(SET TASK):
Lines containing the word "tiene" are to be located and copied.

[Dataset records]
+++++

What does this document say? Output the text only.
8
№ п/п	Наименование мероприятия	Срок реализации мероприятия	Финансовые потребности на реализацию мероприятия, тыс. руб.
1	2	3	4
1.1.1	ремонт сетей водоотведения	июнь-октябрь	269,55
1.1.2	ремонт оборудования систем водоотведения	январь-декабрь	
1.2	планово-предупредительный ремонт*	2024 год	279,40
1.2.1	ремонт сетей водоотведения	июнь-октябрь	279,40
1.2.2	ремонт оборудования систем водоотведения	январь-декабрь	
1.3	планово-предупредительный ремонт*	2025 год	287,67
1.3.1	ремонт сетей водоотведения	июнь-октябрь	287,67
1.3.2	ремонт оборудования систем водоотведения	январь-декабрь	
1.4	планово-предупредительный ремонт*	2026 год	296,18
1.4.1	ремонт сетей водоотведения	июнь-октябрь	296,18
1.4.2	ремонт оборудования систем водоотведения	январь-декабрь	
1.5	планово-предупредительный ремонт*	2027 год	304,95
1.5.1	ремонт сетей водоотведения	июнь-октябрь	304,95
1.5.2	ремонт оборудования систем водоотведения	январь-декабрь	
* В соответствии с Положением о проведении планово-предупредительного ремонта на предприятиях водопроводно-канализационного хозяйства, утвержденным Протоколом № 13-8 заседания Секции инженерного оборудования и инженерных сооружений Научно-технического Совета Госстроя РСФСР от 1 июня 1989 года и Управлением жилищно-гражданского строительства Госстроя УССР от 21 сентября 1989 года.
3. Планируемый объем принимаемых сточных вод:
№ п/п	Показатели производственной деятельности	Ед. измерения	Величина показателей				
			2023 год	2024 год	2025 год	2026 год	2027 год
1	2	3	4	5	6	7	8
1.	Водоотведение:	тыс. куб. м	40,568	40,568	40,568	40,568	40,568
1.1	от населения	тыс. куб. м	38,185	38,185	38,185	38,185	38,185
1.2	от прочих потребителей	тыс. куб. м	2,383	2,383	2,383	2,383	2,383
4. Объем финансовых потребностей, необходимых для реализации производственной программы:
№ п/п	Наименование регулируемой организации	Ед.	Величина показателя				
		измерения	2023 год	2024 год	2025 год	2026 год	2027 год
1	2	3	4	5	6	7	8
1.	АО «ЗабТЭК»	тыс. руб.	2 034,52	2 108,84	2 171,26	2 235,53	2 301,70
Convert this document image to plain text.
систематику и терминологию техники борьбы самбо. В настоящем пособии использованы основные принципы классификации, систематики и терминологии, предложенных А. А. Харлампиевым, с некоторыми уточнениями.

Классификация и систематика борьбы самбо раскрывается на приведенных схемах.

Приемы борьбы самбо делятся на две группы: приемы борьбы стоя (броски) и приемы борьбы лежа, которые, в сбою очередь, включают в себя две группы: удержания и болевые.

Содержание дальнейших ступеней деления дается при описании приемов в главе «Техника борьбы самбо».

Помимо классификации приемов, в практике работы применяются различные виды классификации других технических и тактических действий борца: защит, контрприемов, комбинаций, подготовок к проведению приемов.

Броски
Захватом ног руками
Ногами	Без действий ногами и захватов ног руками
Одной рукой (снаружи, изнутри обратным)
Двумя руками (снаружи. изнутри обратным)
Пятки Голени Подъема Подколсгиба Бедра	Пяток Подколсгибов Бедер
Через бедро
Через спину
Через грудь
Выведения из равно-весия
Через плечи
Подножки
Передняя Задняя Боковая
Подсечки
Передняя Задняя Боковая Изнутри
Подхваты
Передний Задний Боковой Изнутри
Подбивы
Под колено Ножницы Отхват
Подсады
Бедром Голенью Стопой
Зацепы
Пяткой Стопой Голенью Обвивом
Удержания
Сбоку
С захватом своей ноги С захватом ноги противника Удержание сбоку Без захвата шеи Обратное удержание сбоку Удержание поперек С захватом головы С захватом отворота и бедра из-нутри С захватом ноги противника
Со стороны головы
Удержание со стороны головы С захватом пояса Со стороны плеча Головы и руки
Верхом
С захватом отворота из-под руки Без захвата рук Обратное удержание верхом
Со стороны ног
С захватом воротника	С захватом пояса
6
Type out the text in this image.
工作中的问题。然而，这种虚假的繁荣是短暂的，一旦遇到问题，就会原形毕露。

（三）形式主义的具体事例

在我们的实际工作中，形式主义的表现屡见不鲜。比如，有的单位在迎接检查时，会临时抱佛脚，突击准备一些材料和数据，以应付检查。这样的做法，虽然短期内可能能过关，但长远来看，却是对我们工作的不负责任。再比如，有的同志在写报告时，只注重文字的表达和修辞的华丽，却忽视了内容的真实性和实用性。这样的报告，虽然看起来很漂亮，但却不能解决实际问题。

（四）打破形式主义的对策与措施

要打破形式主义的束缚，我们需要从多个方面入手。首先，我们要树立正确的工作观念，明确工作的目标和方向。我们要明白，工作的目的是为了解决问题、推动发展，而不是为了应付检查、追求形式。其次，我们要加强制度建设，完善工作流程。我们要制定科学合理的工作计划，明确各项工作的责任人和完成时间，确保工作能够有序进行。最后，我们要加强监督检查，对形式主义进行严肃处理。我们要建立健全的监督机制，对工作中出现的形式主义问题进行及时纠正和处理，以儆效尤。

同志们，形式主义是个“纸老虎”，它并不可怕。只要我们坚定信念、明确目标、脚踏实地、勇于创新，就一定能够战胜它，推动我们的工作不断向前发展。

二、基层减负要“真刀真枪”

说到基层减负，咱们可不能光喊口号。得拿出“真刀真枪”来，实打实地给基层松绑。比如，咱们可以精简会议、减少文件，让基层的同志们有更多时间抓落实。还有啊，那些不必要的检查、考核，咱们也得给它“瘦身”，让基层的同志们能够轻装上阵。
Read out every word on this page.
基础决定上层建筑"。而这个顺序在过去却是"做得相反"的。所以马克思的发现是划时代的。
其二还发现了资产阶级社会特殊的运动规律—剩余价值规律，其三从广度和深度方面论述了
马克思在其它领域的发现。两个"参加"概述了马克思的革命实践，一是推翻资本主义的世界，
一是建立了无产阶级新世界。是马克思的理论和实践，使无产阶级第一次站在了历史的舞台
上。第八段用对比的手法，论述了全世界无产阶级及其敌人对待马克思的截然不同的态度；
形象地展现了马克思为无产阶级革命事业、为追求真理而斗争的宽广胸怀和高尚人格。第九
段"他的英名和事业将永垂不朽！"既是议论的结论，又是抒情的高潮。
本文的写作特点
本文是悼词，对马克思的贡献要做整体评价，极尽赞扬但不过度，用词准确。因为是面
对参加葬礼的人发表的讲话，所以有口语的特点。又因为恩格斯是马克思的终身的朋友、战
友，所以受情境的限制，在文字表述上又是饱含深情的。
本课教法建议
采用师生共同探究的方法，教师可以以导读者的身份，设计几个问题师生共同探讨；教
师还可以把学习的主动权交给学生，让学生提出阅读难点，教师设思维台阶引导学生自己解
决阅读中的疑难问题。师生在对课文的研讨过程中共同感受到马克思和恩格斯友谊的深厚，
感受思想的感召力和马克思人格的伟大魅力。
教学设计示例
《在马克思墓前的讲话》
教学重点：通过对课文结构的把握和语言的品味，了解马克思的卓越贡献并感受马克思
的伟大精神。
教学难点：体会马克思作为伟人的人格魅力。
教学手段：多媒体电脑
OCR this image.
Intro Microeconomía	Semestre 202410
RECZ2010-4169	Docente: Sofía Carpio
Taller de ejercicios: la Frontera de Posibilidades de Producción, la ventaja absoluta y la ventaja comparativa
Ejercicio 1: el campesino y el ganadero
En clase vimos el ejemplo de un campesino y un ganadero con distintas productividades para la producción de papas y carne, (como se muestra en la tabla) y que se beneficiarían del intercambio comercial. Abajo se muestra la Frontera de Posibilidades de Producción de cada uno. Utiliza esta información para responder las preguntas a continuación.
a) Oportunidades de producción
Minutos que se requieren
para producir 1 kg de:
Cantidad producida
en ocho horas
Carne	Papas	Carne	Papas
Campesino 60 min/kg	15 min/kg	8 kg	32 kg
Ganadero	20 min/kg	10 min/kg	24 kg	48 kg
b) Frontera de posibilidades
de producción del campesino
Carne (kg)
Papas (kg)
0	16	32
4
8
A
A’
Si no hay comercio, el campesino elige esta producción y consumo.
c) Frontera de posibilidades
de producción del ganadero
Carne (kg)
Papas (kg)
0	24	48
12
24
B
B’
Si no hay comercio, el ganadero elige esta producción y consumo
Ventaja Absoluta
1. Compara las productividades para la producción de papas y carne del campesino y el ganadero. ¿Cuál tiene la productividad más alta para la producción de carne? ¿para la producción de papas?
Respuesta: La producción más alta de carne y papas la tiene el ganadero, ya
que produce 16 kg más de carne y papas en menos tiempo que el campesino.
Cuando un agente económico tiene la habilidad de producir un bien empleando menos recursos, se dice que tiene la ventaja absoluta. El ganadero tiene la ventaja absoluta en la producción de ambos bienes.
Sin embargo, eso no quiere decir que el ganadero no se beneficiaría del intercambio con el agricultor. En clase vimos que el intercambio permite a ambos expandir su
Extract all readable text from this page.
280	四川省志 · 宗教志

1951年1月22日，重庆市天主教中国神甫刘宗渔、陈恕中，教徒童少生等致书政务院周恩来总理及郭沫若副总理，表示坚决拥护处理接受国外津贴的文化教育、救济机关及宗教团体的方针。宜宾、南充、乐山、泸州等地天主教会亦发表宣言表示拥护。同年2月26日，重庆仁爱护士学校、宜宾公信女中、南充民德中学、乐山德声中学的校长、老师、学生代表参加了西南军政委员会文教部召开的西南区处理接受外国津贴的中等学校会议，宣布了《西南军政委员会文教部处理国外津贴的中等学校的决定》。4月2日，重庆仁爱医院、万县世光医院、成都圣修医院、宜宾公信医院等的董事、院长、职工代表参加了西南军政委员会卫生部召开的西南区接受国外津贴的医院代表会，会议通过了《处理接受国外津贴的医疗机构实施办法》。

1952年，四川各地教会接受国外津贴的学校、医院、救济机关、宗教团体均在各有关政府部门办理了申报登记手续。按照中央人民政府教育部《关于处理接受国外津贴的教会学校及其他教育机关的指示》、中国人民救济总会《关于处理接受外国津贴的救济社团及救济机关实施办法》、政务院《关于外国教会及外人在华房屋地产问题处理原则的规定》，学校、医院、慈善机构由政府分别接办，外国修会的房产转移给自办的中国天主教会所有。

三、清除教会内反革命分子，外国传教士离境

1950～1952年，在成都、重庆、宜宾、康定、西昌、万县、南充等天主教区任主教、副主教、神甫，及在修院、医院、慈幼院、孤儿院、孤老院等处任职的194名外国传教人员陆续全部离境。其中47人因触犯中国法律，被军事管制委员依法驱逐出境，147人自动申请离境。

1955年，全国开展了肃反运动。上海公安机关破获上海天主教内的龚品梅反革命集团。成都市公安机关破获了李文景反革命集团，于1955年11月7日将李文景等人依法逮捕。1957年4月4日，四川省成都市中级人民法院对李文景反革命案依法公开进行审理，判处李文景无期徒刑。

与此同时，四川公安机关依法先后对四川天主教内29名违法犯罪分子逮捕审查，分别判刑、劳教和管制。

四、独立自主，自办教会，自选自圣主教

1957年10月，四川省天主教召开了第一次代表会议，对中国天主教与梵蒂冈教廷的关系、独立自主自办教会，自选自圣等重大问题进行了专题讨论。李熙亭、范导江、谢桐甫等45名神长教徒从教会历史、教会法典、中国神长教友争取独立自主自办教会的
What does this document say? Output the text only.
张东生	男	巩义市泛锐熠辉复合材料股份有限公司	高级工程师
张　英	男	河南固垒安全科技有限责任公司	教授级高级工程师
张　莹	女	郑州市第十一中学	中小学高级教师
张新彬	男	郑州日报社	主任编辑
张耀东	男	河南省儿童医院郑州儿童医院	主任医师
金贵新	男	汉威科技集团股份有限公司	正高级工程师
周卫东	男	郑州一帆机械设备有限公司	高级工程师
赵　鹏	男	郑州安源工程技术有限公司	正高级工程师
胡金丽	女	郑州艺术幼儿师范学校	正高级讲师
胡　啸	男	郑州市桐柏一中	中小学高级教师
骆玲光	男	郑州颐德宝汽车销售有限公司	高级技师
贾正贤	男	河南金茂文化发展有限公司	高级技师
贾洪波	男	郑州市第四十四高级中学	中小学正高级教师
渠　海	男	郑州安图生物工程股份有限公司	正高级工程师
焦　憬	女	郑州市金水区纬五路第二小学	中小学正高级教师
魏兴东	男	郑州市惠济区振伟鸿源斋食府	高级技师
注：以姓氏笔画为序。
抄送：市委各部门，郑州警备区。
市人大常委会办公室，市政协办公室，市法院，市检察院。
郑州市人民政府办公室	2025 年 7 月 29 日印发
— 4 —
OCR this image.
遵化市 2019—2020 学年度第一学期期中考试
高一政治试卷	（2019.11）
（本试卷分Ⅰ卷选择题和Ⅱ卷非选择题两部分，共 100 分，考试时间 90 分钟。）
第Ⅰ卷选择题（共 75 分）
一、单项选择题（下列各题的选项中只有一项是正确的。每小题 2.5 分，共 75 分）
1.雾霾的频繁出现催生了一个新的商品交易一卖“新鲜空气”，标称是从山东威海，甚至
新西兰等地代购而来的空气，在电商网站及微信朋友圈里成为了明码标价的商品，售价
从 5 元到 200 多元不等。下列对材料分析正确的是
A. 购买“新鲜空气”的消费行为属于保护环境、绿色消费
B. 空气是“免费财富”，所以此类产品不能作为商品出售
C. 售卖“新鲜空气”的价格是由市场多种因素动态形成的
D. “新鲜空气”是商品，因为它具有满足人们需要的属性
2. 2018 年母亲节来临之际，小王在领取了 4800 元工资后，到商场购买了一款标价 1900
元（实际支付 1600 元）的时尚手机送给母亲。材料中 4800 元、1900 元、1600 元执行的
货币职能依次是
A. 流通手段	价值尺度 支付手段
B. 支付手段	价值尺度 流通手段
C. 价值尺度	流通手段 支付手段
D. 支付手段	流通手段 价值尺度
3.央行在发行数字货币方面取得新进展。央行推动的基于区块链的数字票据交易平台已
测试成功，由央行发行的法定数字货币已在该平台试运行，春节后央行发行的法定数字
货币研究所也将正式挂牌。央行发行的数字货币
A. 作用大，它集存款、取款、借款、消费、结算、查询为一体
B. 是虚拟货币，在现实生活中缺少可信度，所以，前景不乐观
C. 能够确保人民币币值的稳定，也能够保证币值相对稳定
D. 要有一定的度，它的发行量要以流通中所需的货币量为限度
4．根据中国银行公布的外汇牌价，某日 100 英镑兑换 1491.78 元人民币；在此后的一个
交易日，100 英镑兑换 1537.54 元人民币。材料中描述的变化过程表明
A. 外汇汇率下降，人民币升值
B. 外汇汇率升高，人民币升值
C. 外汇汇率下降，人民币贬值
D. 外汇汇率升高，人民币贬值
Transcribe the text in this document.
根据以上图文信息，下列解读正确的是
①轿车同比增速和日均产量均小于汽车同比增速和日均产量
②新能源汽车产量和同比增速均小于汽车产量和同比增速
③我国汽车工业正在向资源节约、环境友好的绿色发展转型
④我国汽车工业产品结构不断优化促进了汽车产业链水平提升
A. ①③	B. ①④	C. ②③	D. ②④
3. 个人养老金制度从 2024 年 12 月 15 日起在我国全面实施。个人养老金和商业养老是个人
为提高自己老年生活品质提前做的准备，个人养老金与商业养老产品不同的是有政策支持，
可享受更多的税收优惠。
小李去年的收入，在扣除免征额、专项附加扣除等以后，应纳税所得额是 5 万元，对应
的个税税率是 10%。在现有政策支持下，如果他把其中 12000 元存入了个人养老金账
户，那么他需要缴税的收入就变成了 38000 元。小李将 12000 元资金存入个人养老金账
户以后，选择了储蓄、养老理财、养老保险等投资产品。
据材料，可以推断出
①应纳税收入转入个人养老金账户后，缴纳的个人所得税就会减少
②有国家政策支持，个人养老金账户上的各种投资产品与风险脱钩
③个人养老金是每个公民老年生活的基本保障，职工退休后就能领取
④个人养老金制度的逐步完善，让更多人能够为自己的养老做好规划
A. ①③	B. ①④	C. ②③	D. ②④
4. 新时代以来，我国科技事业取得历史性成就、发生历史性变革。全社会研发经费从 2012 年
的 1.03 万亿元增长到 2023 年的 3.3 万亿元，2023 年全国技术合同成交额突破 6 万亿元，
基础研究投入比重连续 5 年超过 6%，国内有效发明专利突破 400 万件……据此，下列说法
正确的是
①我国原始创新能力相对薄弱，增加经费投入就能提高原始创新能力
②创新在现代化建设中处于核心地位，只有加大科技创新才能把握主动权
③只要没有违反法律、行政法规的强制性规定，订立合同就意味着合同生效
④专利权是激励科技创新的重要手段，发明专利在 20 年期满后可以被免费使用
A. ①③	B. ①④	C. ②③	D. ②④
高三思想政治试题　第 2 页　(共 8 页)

+++++

(EXERCISE OUTPUT):
1. Compara las productividades para la producción de papas y carne del campesino y el ganadero. ¿Cuál tiene la productividad más alta para la producción de carne? ¿para la producción de papas?
Respuesta: La producción más alta de carne y papas la tiene el ganadero, ya
Cuando un agente económico tiene la habilidad de producir un bien empleando menos recursos, se dice que tiene la ventaja absoluta. El ganadero tiene la ventaja absoluta en la producción de ambos bienes.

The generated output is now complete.